## Recorded data
● ● ● ● ●

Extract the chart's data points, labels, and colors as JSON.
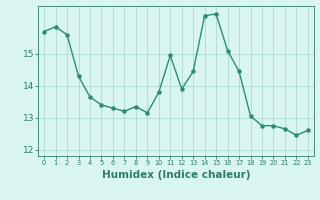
{
  "x": [
    0,
    1,
    2,
    3,
    4,
    5,
    6,
    7,
    8,
    9,
    10,
    11,
    12,
    13,
    14,
    15,
    16,
    17,
    18,
    19,
    20,
    21,
    22,
    23
  ],
  "y": [
    15.7,
    15.85,
    15.6,
    14.3,
    13.65,
    13.4,
    13.3,
    13.2,
    13.35,
    13.15,
    13.8,
    14.95,
    13.9,
    14.45,
    16.2,
    16.25,
    15.1,
    14.45,
    13.05,
    12.75,
    12.75,
    12.65,
    12.45,
    12.6
  ],
  "line_color": "#2e8b73",
  "marker": "o",
  "marker_size": 2.2,
  "linewidth": 1.0,
  "bg_color": "#d8f5f0",
  "grid_color": "#aed9d4",
  "tick_color": "#2e7b6a",
  "xlabel": "Humidex (Indice chaleur)",
  "xlabel_fontsize": 7.5,
  "xlim": [
    -0.5,
    23.5
  ],
  "ylim": [
    11.8,
    16.5
  ],
  "yticks": [
    12,
    13,
    14,
    15
  ],
  "xtick_labels": [
    "0",
    "1",
    "2",
    "3",
    "4",
    "5",
    "6",
    "7",
    "8",
    "9",
    "10",
    "11",
    "12",
    "13",
    "14",
    "15",
    "16",
    "17",
    "18",
    "19",
    "20",
    "21",
    "22",
    "23"
  ]
}
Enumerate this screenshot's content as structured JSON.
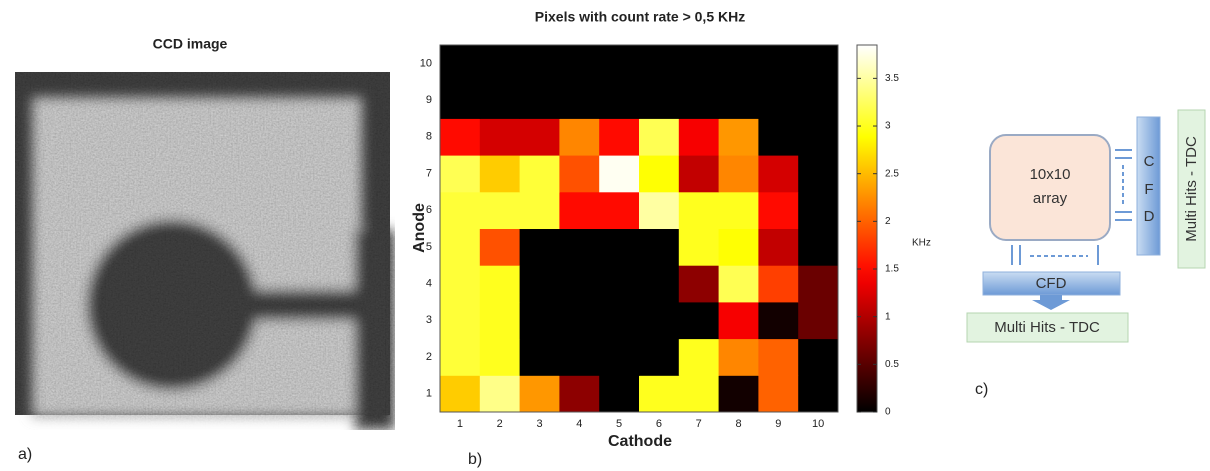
{
  "chart_data": {
    "type": "heatmap",
    "title": "Pixels with count rate > 0,5 KHz",
    "x_label": "Cathode",
    "y_label": "Anode",
    "categories": [
      1,
      2,
      3,
      4,
      5,
      6,
      7,
      8,
      9,
      10
    ],
    "y_categories": [
      1,
      2,
      3,
      4,
      5,
      6,
      7,
      8,
      9,
      10
    ],
    "values": [
      [
        2.6,
        3.4,
        2.3,
        0.8,
        0,
        3.0,
        3.0,
        0.1,
        2.0,
        0
      ],
      [
        3.1,
        3.0,
        0,
        0,
        0,
        0,
        3.0,
        2.2,
        2.0,
        0
      ],
      [
        3.1,
        3.0,
        0,
        0,
        0,
        0,
        0,
        1.4,
        0.1,
        0.6
      ],
      [
        3.1,
        3.0,
        0,
        0,
        0,
        0,
        0.8,
        3.2,
        1.8,
        0.6
      ],
      [
        3.1,
        1.9,
        0,
        0,
        0,
        0,
        3.0,
        2.9,
        1.1,
        0
      ],
      [
        3.1,
        3.1,
        3.1,
        1.5,
        1.5,
        3.5,
        3.0,
        3.0,
        1.5,
        0
      ],
      [
        3.2,
        2.6,
        3.1,
        1.9,
        3.8,
        2.9,
        1.1,
        2.2,
        1.2,
        0
      ],
      [
        1.5,
        1.2,
        1.2,
        2.2,
        1.5,
        3.2,
        1.4,
        2.3,
        0,
        0
      ],
      [
        0,
        0,
        0,
        0,
        0,
        0,
        0,
        0,
        0,
        0
      ],
      [
        0,
        0,
        0,
        0,
        0,
        0,
        0,
        0,
        0,
        0
      ]
    ],
    "colormap": "hot",
    "zlim": [
      0,
      3.85
    ],
    "zticks": [
      0,
      0.5,
      1,
      1.5,
      2,
      2.5,
      3,
      3.5
    ],
    "colorbar_label": "KHz"
  },
  "ccd": {
    "title": "CCD image"
  },
  "panel_labels": [
    "a)",
    "b)",
    "c)"
  ],
  "diagram": {
    "array_label": [
      "10x10",
      "array"
    ],
    "cfd_bottom": "CFD",
    "cfd_right": [
      "C",
      "F",
      "D"
    ],
    "tdc_bottom": "Multi Hits - TDC",
    "tdc_right": "Multi Hits - TDC"
  }
}
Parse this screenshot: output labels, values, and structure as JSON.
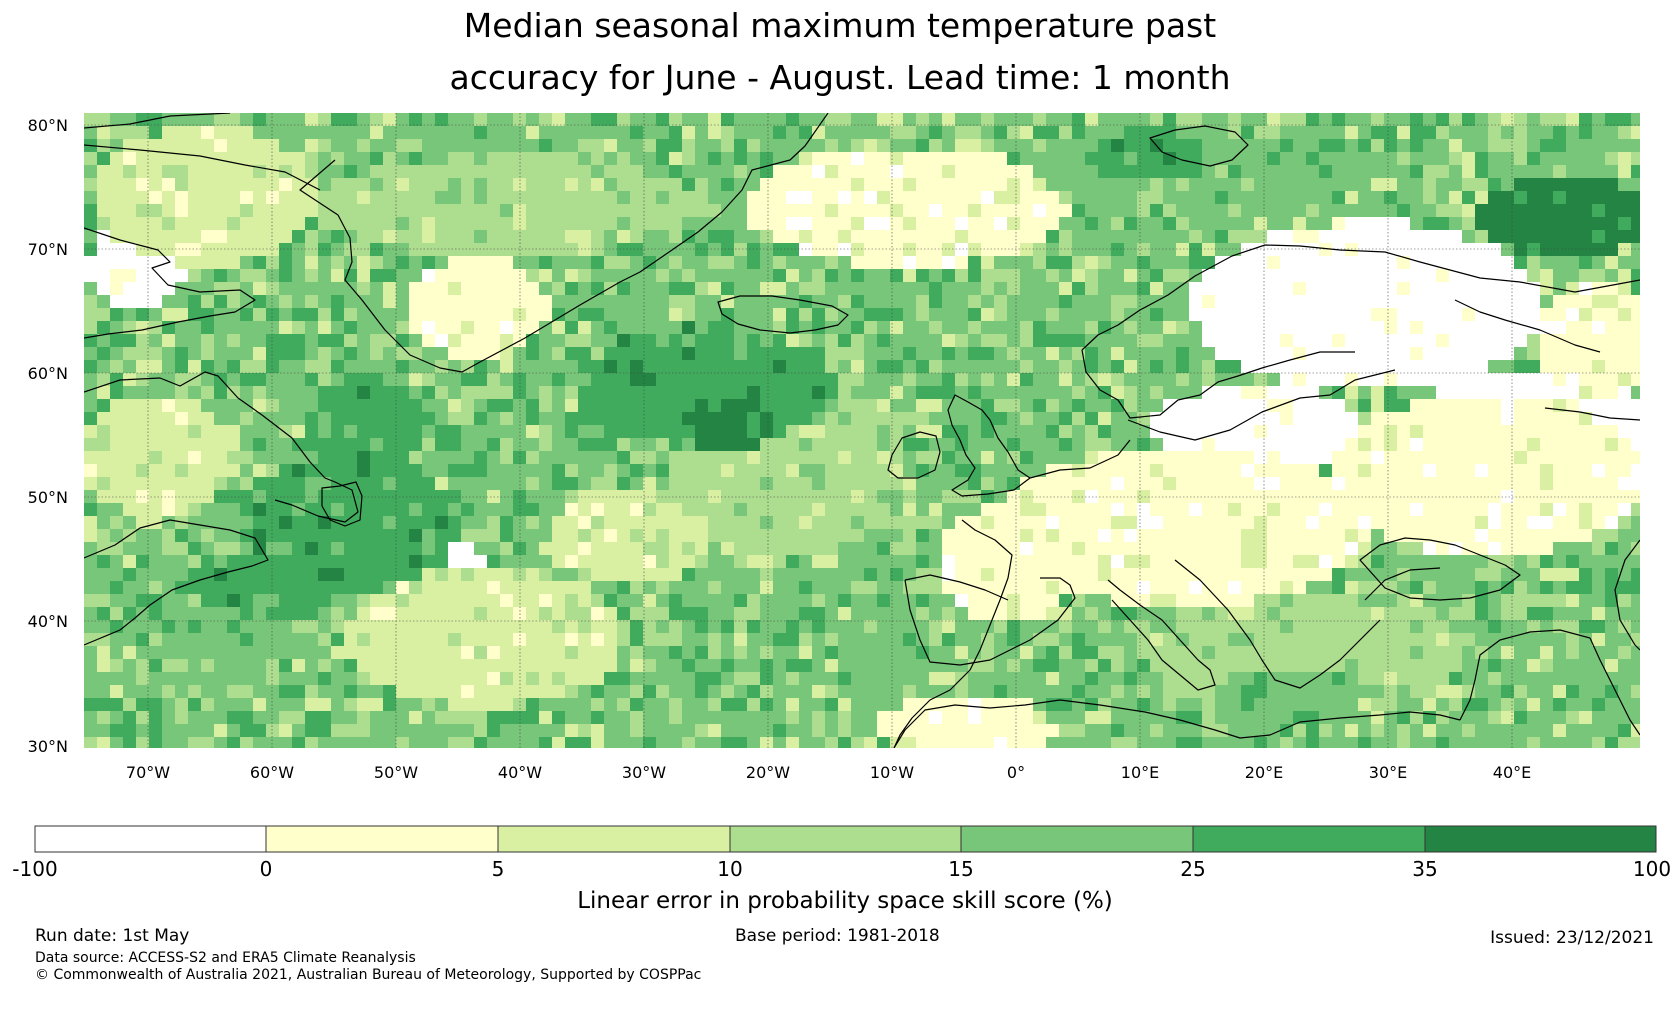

● ● ● ● ●

## Task brief
Transcribe the full listing above exactly as it stands, minus the pictures.

## Exercise answer
Extract the chart's data points, labels, and colors as JSON.
{
  "x": [
    0,
    1,
    2,
    3,
    4,
    5,
    6,
    7,
    8,
    9,
    10,
    11,
    12,
    13,
    14,
    15,
    16,
    17,
    18,
    19,
    20,
    21,
    22,
    23
  ],
  "y": [
    15.7,
    15.85,
    15.6,
    14.3,
    13.65,
    13.4,
    13.3,
    13.2,
    13.35,
    13.15,
    13.8,
    14.95,
    13.9,
    14.45,
    16.2,
    16.25,
    15.1,
    14.45,
    13.05,
    12.75,
    12.75,
    12.65,
    12.45,
    12.6
  ],
  "line_color": "#2e8b73",
  "marker": "o",
  "marker_size": 2.2,
  "linewidth": 1.0,
  "bg_color": "#d8f5f0",
  "grid_color": "#aed9d4",
  "tick_color": "#2e7b6a",
  "xlabel": "Humidex (Indice chaleur)",
  "xlabel_fontsize": 7.5,
  "xlim": [
    -0.5,
    23.5
  ],
  "ylim": [
    11.8,
    16.5
  ],
  "yticks": [
    12,
    13,
    14,
    15
  ],
  "xtick_labels": [
    "0",
    "1",
    "2",
    "3",
    "4",
    "5",
    "6",
    "7",
    "8",
    "9",
    "10",
    "11",
    "12",
    "13",
    "14",
    "15",
    "16",
    "17",
    "18",
    "19",
    "20",
    "21",
    "22",
    "23"
  ]
}
Enumerate this screenshot's content as structured JSON.
{
  "chart_data": {
    "type": "heatmap",
    "title": "Pixels with count rate > 0,5 KHz",
    "x_label": "Cathode",
    "y_label": "Anode",
    "categories": [
      1,
      2,
      3,
      4,
      5,
      6,
      7,
      8,
      9,
      10
    ],
    "y_categories": [
      1,
      2,
      3,
      4,
      5,
      6,
      7,
      8,
      9,
      10
    ],
    "values": [
      [
        2.6,
        3.4,
        2.3,
        0.8,
        0,
        3.0,
        3.0,
        0.1,
        2.0,
        0
      ],
      [
        3.1,
        3.0,
        0,
        0,
        0,
        0,
        3.0,
        2.2,
        2.0,
        0
      ],
      [
        3.1,
        3.0,
        0,
        0,
        0,
        0,
        0,
        1.4,
        0.1,
        0.6
      ],
      [
        3.1,
        3.0,
        0,
        0,
        0,
        0,
        0.8,
        3.2,
        1.8,
        0.6
      ],
      [
        3.1,
        1.9,
        0,
        0,
        0,
        0,
        3.0,
        2.9,
        1.1,
        0
      ],
      [
        3.1,
        3.1,
        3.1,
        1.5,
        1.5,
        3.5,
        3.0,
        3.0,
        1.5,
        0
      ],
      [
        3.2,
        2.6,
        3.1,
        1.9,
        3.8,
        2.9,
        1.1,
        2.2,
        1.2,
        0
      ],
      [
        1.5,
        1.2,
        1.2,
        2.2,
        1.5,
        3.2,
        1.4,
        2.3,
        0,
        0
      ],
      [
        0,
        0,
        0,
        0,
        0,
        0,
        0,
        0,
        0,
        0
      ],
      [
        0,
        0,
        0,
        0,
        0,
        0,
        0,
        0,
        0,
        0
      ]
    ],
    "colormap": "hot",
    "zlim": [
      0,
      3.85
    ],
    "zticks": [
      0,
      0.5,
      1,
      1.5,
      2,
      2.5,
      3,
      3.5
    ],
    "colorbar_label": "KHz"
  },
  "ccd": {
    "title": "CCD image"
  },
  "panel_labels": [
    "a)",
    "b)",
    "c)"
  ],
  "diagram": {
    "array_label": [
      "10x10",
      "array"
    ],
    "cfd_bottom": "CFD",
    "cfd_right": [
      "C",
      "F",
      "D"
    ],
    "tdc_bottom": "Multi Hits - TDC",
    "tdc_right": "Multi Hits - TDC"
  }
}
Parse this screenshot: output labels, values, and structure as JSON.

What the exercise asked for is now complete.